Items from a dataset:

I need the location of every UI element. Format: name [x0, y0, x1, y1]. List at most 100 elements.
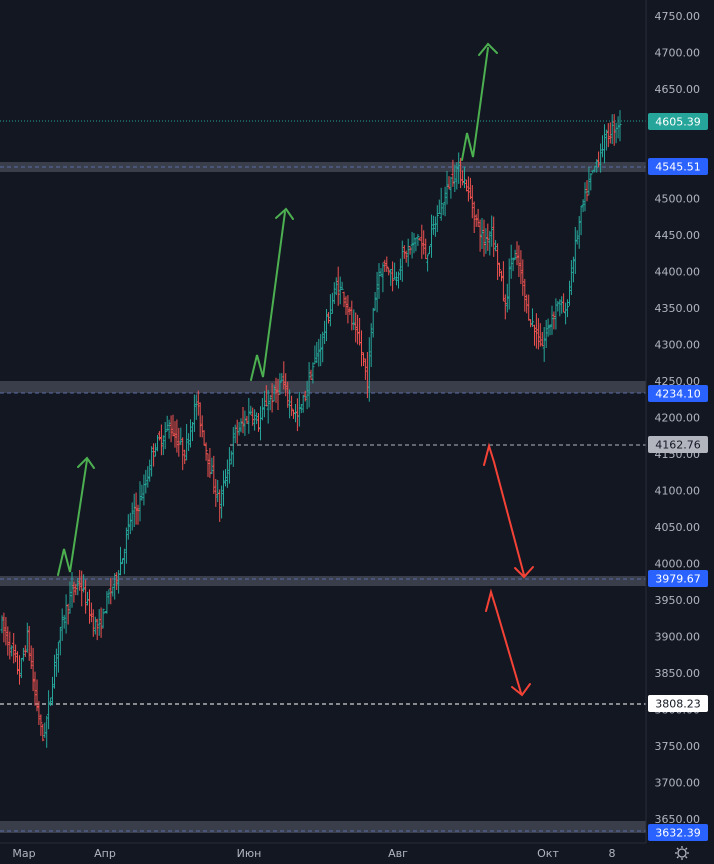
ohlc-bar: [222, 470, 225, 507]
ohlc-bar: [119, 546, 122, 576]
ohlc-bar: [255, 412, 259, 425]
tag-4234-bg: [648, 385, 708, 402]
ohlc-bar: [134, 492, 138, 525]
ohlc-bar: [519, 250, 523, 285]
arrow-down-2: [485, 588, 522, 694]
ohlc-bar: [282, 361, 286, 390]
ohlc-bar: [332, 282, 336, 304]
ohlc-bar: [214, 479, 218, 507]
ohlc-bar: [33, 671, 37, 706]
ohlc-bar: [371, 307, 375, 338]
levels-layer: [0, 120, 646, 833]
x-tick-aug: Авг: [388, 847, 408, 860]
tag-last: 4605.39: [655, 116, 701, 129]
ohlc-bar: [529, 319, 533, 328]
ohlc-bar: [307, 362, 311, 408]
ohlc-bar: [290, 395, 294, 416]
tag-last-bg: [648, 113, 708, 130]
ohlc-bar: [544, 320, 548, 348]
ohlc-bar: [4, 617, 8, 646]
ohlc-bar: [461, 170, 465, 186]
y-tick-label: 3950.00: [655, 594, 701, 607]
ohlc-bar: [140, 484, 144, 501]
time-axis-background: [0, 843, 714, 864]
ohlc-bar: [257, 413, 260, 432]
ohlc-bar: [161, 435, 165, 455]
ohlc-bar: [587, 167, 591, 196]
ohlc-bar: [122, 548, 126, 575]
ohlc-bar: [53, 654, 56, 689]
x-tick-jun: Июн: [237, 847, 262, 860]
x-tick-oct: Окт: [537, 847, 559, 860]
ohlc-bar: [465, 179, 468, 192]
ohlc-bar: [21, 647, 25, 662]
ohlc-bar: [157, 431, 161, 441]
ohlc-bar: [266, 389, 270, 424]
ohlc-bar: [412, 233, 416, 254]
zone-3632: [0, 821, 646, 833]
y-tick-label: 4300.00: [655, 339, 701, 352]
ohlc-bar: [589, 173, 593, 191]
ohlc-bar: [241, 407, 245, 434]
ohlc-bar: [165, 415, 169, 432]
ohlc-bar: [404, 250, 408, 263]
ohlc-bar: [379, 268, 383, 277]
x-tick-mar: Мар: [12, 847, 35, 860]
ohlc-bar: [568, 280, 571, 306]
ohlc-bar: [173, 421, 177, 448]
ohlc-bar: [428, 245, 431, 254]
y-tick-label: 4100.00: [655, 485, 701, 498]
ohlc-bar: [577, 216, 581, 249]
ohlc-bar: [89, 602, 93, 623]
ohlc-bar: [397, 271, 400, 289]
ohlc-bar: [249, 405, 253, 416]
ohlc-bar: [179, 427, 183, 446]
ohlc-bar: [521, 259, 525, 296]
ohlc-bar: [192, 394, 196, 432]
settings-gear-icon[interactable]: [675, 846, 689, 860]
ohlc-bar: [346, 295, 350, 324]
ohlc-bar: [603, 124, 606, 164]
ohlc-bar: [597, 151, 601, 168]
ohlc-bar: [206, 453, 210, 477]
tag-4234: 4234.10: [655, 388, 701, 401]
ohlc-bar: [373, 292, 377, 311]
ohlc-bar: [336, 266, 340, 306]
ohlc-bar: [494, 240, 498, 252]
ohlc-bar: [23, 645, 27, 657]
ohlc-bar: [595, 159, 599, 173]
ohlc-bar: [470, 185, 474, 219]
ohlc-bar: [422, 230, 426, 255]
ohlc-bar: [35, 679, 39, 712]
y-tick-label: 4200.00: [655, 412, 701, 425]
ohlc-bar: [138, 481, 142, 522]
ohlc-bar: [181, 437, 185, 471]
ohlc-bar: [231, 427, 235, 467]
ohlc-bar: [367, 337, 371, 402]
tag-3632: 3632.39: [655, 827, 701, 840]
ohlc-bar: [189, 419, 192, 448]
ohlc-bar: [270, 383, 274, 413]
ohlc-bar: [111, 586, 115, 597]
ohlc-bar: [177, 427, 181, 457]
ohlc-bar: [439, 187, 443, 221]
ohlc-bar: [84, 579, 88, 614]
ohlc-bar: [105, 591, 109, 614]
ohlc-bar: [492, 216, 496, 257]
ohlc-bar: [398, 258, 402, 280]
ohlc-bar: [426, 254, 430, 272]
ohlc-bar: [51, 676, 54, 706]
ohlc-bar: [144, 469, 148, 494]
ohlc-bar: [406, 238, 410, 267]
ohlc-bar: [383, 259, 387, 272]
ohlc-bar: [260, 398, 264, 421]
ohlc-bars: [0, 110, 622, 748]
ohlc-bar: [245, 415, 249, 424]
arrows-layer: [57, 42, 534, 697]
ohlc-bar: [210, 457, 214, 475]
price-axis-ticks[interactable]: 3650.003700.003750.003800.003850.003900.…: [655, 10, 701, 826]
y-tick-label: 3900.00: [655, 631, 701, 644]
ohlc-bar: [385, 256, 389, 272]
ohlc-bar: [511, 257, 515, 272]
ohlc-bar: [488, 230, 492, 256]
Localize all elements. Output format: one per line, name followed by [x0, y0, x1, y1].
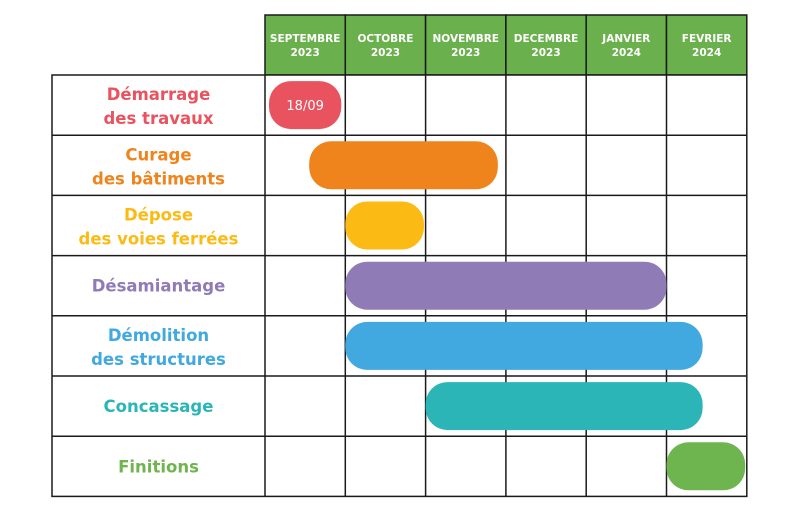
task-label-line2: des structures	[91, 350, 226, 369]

■ **WHAT IS EXPECTED**: Rewrite the entries above, changing every "y-tick-label" to "price-label" and keeping everything else identical. Omit the pictures from your answer.

■ **WRITTEN ANSWER**:
I need the location of every UI element. Format: name [x0, y0, x1, y1]. List at most 100 elements.
ohlc-bar: [222, 470, 225, 507]
ohlc-bar: [119, 546, 122, 576]
ohlc-bar: [255, 412, 259, 425]
tag-4234-bg: [648, 385, 708, 402]
ohlc-bar: [134, 492, 138, 525]
ohlc-bar: [519, 250, 523, 285]
arrow-down-2: [485, 588, 522, 694]
ohlc-bar: [282, 361, 286, 390]
ohlc-bar: [332, 282, 336, 304]
ohlc-bar: [214, 479, 218, 507]
ohlc-bar: [33, 671, 37, 706]
ohlc-bar: [371, 307, 375, 338]
levels-layer: [0, 120, 646, 833]
x-tick-aug: Авг: [388, 847, 408, 860]
tag-last: 4605.39: [655, 116, 701, 129]
ohlc-bar: [529, 319, 533, 328]
ohlc-bar: [307, 362, 311, 408]
ohlc-bar: [290, 395, 294, 416]
tag-last-bg: [648, 113, 708, 130]
ohlc-bar: [544, 320, 548, 348]
ohlc-bar: [4, 617, 8, 646]
ohlc-bar: [461, 170, 465, 186]
price-label: 3950.00: [655, 594, 701, 607]
ohlc-bar: [140, 484, 144, 501]
time-axis-background: [0, 843, 714, 864]
ohlc-bar: [257, 413, 260, 432]
ohlc-bar: [161, 435, 165, 455]
ohlc-bar: [587, 167, 591, 196]
ohlc-bar: [122, 548, 126, 575]
ohlc-bar: [53, 654, 56, 689]
x-tick-jun: Июн: [237, 847, 262, 860]
x-tick-oct: Окт: [537, 847, 559, 860]
ohlc-bar: [465, 179, 468, 192]
ohlc-bar: [21, 647, 25, 662]
ohlc-bar: [157, 431, 161, 441]
ohlc-bar: [266, 389, 270, 424]
ohlc-bar: [412, 233, 416, 254]
zone-3632: [0, 821, 646, 833]
price-label: 4300.00: [655, 339, 701, 352]
ohlc-bar: [589, 173, 593, 191]
ohlc-bar: [241, 407, 245, 434]
ohlc-bar: [165, 415, 169, 432]
ohlc-bar: [404, 250, 408, 263]
ohlc-bar: [379, 268, 383, 277]
x-tick-mar: Мар: [12, 847, 35, 860]
ohlc-bar: [568, 280, 571, 306]
ohlc-bar: [173, 421, 177, 448]
ohlc-bar: [428, 245, 431, 254]
price-label: 4100.00: [655, 485, 701, 498]
ohlc-bar: [577, 216, 581, 249]
ohlc-bar: [89, 602, 93, 623]
ohlc-bar: [397, 271, 400, 289]
ohlc-bar: [249, 405, 253, 416]
ohlc-bar: [179, 427, 183, 446]
ohlc-bar: [521, 259, 525, 296]
ohlc-bar: [192, 394, 196, 432]
settings-gear-icon[interactable]: [675, 846, 689, 860]
ohlc-bar: [346, 295, 350, 324]
ohlc-bar: [603, 124, 606, 164]
ohlc-bar: [597, 151, 601, 168]
ohlc-bar: [206, 453, 210, 477]
tag-4234: 4234.10: [655, 388, 701, 401]
ohlc-bar: [373, 292, 377, 311]
ohlc-bar: [336, 266, 340, 306]
ohlc-bar: [494, 240, 498, 252]
ohlc-bar: [23, 645, 27, 657]
ohlc-bar: [595, 159, 599, 173]
ohlc-bar: [470, 185, 474, 219]
ohlc-bar: [422, 230, 426, 255]
ohlc-bar: [35, 679, 39, 712]
price-label: 4200.00: [655, 412, 701, 425]
ohlc-bar: [138, 481, 142, 522]
ohlc-bar: [181, 437, 185, 471]
ohlc-bar: [231, 427, 235, 467]
ohlc-bar: [367, 337, 371, 402]
tag-3632: 3632.39: [655, 827, 701, 840]
ohlc-bar: [189, 419, 192, 448]
ohlc-bar: [270, 383, 274, 413]
ohlc-bar: [111, 586, 115, 597]
ohlc-bar: [177, 427, 181, 457]
ohlc-bar: [439, 187, 443, 221]
ohlc-bar: [84, 579, 88, 614]
ohlc-bar: [105, 591, 109, 614]
ohlc-bar: [492, 216, 496, 257]
ohlc-bar: [398, 258, 402, 280]
ohlc-bar: [426, 254, 430, 272]
ohlc-bar: [51, 676, 54, 706]
ohlc-bar: [144, 469, 148, 494]
ohlc-bar: [406, 238, 410, 267]
ohlc-bar: [383, 259, 387, 272]
ohlc-bar: [260, 398, 264, 421]
ohlc-bars: [0, 110, 622, 748]
ohlc-bar: [245, 415, 249, 424]
arrows-layer: [57, 42, 534, 697]
ohlc-bar: [210, 457, 214, 475]
price-axis-ticks[interactable]: 3650.003700.003750.003800.003850.003900.…: [655, 10, 701, 826]
price-label: 3900.00: [655, 631, 701, 644]
ohlc-bar: [385, 256, 389, 272]
ohlc-bar: [511, 257, 515, 272]
ohlc-bar: [488, 230, 492, 256]
Localize all elements. Output format: one per line, name followed by [x0, y0, x1, y1].
task-label-line2: des structures	[91, 350, 226, 369]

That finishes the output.